--- start Source material ---

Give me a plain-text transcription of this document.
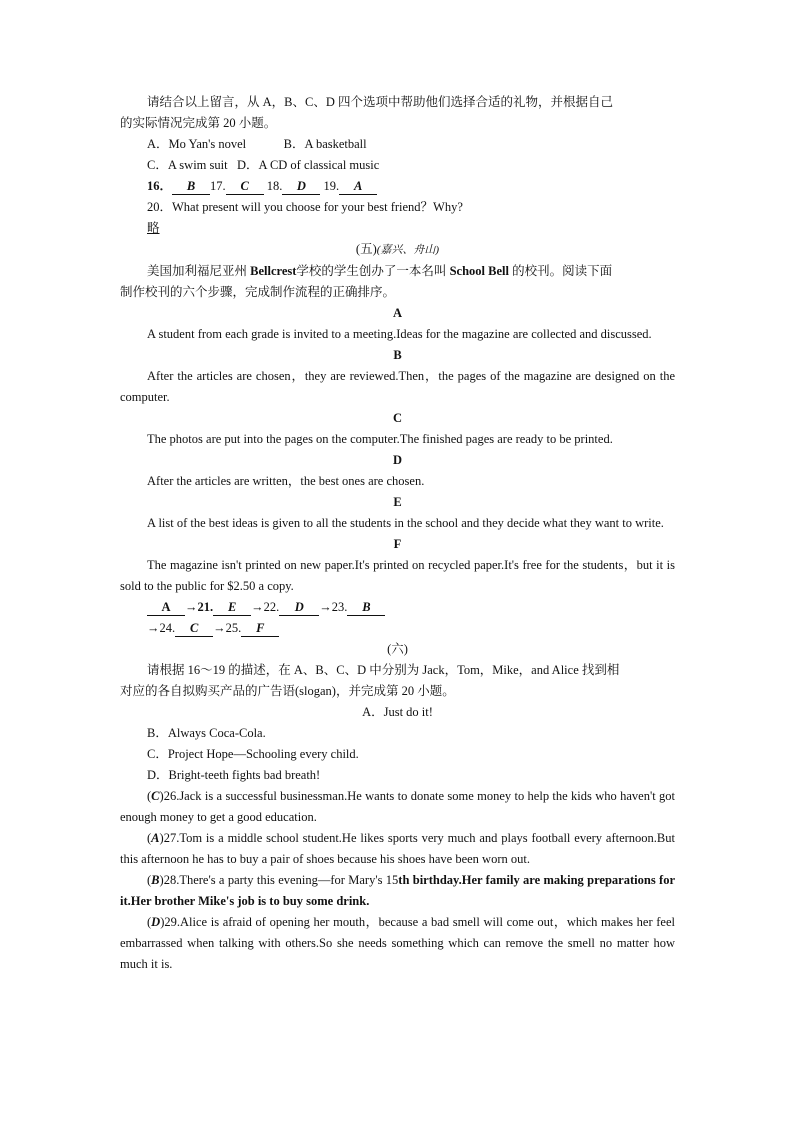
请结合以上留言，从 A，B、C、D 四个选项中帮助他们选择合适的礼物，并根据自己

的实际情况完成第 20 小题。

A．Mo Yan's novel	B．A basketball
C．A swim suit D．A CD of classical music
16． B 17. C 18. D 19. A
20．What present will you choose for your best friend？Why?
略

(五)(嘉兴、舟山)

美国加利福尼亚州 Bellcrest学校的学生创办了一本名叫 School Bell 的校刊。阅读下面

制作校刊的六个步骤，完成制作流程的正确排序。

A

A student from each grade is invited to a meeting.Ideas for the magazine are collected and discussed.

B

After the articles are chosen，they are reviewed.Then，the pages of the magazine are designed on the computer.

C

The photos are put into the pages on the computer.The finished pages are ready to be printed.

D

After the articles are written，the best ones are chosen.

E

A list of the best ideas is given to all the students in the school and they decide what they want to write.

F

The magazine isn't printed on new paper.It's printed on recycled paper.It's free for the students，but it is sold to the public for $2.50 a copy.

A →21. E →22. D →23. B
→24. C →25. F

(六)

请根据 16～19 的描述，在 A、B、C、D 中分别为 Jack，Tom，Mike，and Alice 找到相

对应的各自拟购买产品的广告语(slogan)，并完成第 20 小题。

A．Just do it!

B．Always Coca-Cola.
C．Project Hope—Schooling every child.
D．Bright-teeth fights bad breath!

(C)26.Jack is a successful businessman.He wants to donate some money to help the kids who haven't got enough money to get a good education.

(A)27.Tom is a middle school student.He likes sports very much and plays football every afternoon.But this afternoon he has to buy a pair of shoes because his shoes have been worn out.

(B)28.There's a party this evening—for Mary's 15th birthday.Her family are making preparations for it.Her brother Mike's job is to buy some drink.

(D)29.Alice is afraid of opening her mouth，because a bad smell will come out，which makes her feel embarrassed when talking with others.So she needs something which can remove the smell no matter how much it is.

--- end Source material ---

Gather all lines from the records above in which "magazine" appears.

[Full solution]
A student from each grade is invited to a meeting.Ideas for the magazine are collected and discussed.
After the articles are chosen，they are reviewed.Then，the pages of the magazine are designed on the computer.
The magazine isn't printed on new paper.It's printed on recycled paper.It's free for the students，but it is sold to the public for $2.50 a copy.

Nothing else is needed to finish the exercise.